## begin DATA ROWS
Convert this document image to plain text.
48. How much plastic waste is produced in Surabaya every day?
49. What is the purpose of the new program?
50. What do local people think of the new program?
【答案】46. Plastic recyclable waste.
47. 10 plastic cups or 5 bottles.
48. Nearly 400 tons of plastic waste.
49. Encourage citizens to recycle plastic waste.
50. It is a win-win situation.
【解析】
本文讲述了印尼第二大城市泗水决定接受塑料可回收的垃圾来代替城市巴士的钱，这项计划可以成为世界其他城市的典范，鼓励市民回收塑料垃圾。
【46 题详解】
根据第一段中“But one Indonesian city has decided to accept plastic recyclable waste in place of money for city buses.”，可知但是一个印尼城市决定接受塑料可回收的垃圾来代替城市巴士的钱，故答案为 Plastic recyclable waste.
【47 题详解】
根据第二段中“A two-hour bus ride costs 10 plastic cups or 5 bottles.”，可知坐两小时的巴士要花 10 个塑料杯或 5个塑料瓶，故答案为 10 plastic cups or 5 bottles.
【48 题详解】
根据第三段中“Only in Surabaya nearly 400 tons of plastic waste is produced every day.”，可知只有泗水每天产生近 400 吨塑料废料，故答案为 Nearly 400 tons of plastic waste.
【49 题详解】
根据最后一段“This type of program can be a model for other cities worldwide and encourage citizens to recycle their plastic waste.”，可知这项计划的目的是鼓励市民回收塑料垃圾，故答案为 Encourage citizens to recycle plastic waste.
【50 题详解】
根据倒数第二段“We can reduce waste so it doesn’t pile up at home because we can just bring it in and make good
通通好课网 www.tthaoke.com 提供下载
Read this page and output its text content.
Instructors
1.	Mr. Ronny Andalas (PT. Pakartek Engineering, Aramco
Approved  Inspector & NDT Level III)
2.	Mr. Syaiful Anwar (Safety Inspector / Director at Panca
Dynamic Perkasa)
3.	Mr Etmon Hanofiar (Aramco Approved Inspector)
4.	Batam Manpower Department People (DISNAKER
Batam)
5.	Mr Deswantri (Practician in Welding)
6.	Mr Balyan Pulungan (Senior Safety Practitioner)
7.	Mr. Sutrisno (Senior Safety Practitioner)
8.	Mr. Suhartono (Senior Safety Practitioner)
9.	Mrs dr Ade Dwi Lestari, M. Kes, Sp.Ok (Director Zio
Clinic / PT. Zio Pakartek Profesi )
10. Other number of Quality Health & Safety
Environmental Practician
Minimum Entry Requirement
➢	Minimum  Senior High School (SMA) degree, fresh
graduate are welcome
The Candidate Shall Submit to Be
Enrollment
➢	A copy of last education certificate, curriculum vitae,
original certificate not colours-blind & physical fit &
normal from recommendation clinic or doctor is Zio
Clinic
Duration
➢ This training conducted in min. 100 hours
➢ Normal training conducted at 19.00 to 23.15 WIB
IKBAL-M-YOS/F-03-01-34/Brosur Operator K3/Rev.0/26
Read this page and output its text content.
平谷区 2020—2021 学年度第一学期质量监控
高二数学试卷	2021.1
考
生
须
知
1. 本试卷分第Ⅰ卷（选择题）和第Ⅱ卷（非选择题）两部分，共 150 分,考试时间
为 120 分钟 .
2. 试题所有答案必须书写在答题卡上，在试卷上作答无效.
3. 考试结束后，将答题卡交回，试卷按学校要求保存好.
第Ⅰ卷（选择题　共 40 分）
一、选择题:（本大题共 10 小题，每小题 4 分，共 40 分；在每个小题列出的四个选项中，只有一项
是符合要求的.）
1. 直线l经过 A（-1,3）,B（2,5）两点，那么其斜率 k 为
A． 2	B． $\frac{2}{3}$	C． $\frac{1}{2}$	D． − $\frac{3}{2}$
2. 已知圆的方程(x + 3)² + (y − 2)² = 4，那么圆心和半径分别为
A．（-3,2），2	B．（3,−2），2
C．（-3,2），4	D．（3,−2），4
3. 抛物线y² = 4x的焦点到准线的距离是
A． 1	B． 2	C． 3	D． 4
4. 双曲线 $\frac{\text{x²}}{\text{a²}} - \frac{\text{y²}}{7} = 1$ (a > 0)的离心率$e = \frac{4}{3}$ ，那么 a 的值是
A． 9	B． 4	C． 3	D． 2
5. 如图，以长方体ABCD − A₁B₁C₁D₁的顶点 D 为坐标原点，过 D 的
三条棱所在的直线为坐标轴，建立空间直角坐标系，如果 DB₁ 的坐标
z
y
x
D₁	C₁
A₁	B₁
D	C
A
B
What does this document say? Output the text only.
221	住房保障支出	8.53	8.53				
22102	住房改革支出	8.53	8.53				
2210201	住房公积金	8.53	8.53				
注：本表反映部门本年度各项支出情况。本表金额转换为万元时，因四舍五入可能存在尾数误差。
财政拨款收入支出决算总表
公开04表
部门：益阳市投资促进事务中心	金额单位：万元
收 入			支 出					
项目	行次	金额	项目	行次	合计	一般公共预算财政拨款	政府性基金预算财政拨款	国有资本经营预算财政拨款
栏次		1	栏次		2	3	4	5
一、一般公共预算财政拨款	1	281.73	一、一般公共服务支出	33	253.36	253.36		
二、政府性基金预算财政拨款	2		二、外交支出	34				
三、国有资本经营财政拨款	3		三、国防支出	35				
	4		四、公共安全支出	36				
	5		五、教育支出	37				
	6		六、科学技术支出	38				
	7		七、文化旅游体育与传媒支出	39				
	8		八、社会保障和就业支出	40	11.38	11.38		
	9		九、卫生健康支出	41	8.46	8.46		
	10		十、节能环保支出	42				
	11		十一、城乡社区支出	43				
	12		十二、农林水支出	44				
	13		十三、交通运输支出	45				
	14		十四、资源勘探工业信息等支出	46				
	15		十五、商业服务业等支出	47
## end DATA ROWS
Print all of the entries again, exactly as written.

Convert this document image to plain text.
48. How much plastic waste is produced in Surabaya every day?
49. What is the purpose of the new program?
50. What do local people think of the new program?
【答案】46. Plastic recyclable waste.
47. 10 plastic cups or 5 bottles.
48. Nearly 400 tons of plastic waste.
49. Encourage citizens to recycle plastic waste.
50. It is a win-win situation.
【解析】
本文讲述了印尼第二大城市泗水决定接受塑料可回收的垃圾来代替城市巴士的钱，这项计划可以成为世界其他城市的典范，鼓励市民回收塑料垃圾。
【46 题详解】
根据第一段中“But one Indonesian city has decided to accept plastic recyclable waste in place of money for city buses.”，可知但是一个印尼城市决定接受塑料可回收的垃圾来代替城市巴士的钱，故答案为 Plastic recyclable waste.
【47 题详解】
根据第二段中“A two-hour bus ride costs 10 plastic cups or 5 bottles.”，可知坐两小时的巴士要花 10 个塑料杯或 5个塑料瓶，故答案为 10 plastic cups or 5 bottles.
【48 题详解】
根据第三段中“Only in Surabaya nearly 400 tons of plastic waste is produced every day.”，可知只有泗水每天产生近 400 吨塑料废料，故答案为 Nearly 400 tons of plastic waste.
【49 题详解】
根据最后一段“This type of program can be a model for other cities worldwide and encourage citizens to recycle their plastic waste.”，可知这项计划的目的是鼓励市民回收塑料垃圾，故答案为 Encourage citizens to recycle plastic waste.
【50 题详解】
根据倒数第二段“We can reduce waste so it doesn’t pile up at home because we can just bring it in and make good
通通好课网 www.tthaoke.com 提供下载
Read this page and output its text content.
Instructors
1.	Mr. Ronny Andalas (PT. Pakartek Engineering, Aramco
Approved  Inspector & NDT Level III)
2.	Mr. Syaiful Anwar (Safety Inspector / Director at Panca
Dynamic Perkasa)
3.	Mr Etmon Hanofiar (Aramco Approved Inspector)
4.	Batam Manpower Department People (DISNAKER
Batam)
5.	Mr Deswantri (Practician in Welding)
6.	Mr Balyan Pulungan (Senior Safety Practitioner)
7.	Mr. Sutrisno (Senior Safety Practitioner)
8.	Mr. Suhartono (Senior Safety Practitioner)
9.	Mrs dr Ade Dwi Lestari, M. Kes, Sp.Ok (Director Zio
Clinic / PT. Zio Pakartek Profesi )
10. Other number of Quality Health & Safety
Environmental Practician
Minimum Entry Requirement
➢	Minimum  Senior High School (SMA) degree, fresh
graduate are welcome
The Candidate Shall Submit to Be
Enrollment
➢	A copy of last education certificate, curriculum vitae,
original certificate not colours-blind & physical fit &
normal from recommendation clinic or doctor is Zio
Clinic
Duration
➢ This training conducted in min. 100 hours
➢ Normal training conducted at 19.00 to 23.15 WIB
IKBAL-M-YOS/F-03-01-34/Brosur Operator K3/Rev.0/26
Read this page and output its text content.
平谷区 2020—2021 学年度第一学期质量监控
高二数学试卷	2021.1
考
生
须
知
1. 本试卷分第Ⅰ卷（选择题）和第Ⅱ卷（非选择题）两部分，共 150 分,考试时间
为 120 分钟 .
2. 试题所有答案必须书写在答题卡上，在试卷上作答无效.
3. 考试结束后，将答题卡交回，试卷按学校要求保存好.
第Ⅰ卷（选择题　共 40 分）
一、选择题:（本大题共 10 小题，每小题 4 分，共 40 分；在每个小题列出的四个选项中，只有一项
是符合要求的.）
1. 直线l经过 A（-1,3）,B（2,5）两点，那么其斜率 k 为
A． 2	B． $\frac{2}{3}$	C． $\frac{1}{2}$	D． − $\frac{3}{2}$
2. 已知圆的方程(x + 3)² + (y − 2)² = 4，那么圆心和半径分别为
A．（-3,2），2	B．（3,−2），2
C．（-3,2），4	D．（3,−2），4
3. 抛物线y² = 4x的焦点到准线的距离是
A． 1	B． 2	C． 3	D． 4
4. 双曲线 $\frac{\text{x²}}{\text{a²}} - \frac{\text{y²}}{7} = 1$ (a > 0)的离心率$e = \frac{4}{3}$ ，那么 a 的值是
A． 9	B． 4	C． 3	D． 2
5. 如图，以长方体ABCD − A₁B₁C₁D₁的顶点 D 为坐标原点，过 D 的
三条棱所在的直线为坐标轴，建立空间直角坐标系，如果 DB₁ 的坐标
z
y
x
D₁	C₁
A₁	B₁
D	C
A
B
What does this document say? Output the text only.
221	住房保障支出	8.53	8.53				
22102	住房改革支出	8.53	8.53				
2210201	住房公积金	8.53	8.53				
注：本表反映部门本年度各项支出情况。本表金额转换为万元时，因四舍五入可能存在尾数误差。
财政拨款收入支出决算总表
公开04表
部门：益阳市投资促进事务中心	金额单位：万元
收 入			支 出					
项目	行次	金额	项目	行次	合计	一般公共预算财政拨款	政府性基金预算财政拨款	国有资本经营预算财政拨款
栏次		1	栏次		2	3	4	5
一、一般公共预算财政拨款	1	281.73	一、一般公共服务支出	33	253.36	253.36		
二、政府性基金预算财政拨款	2		二、外交支出	34				
三、国有资本经营财政拨款	3		三、国防支出	35				
	4		四、公共安全支出	36				
	5		五、教育支出	37				
	6		六、科学技术支出	38				
	7		七、文化旅游体育与传媒支出	39				
	8		八、社会保障和就业支出	40	11.38	11.38		
	9		九、卫生健康支出	41	8.46	8.46		
	10		十、节能环保支出	42				
	11		十一、城乡社区支出	43				
	12		十二、农林水支出	44				
	13		十三、交通运输支出	45				
	14		十四、资源勘探工业信息等支出	46				
	15		十五、商业服务业等支出	47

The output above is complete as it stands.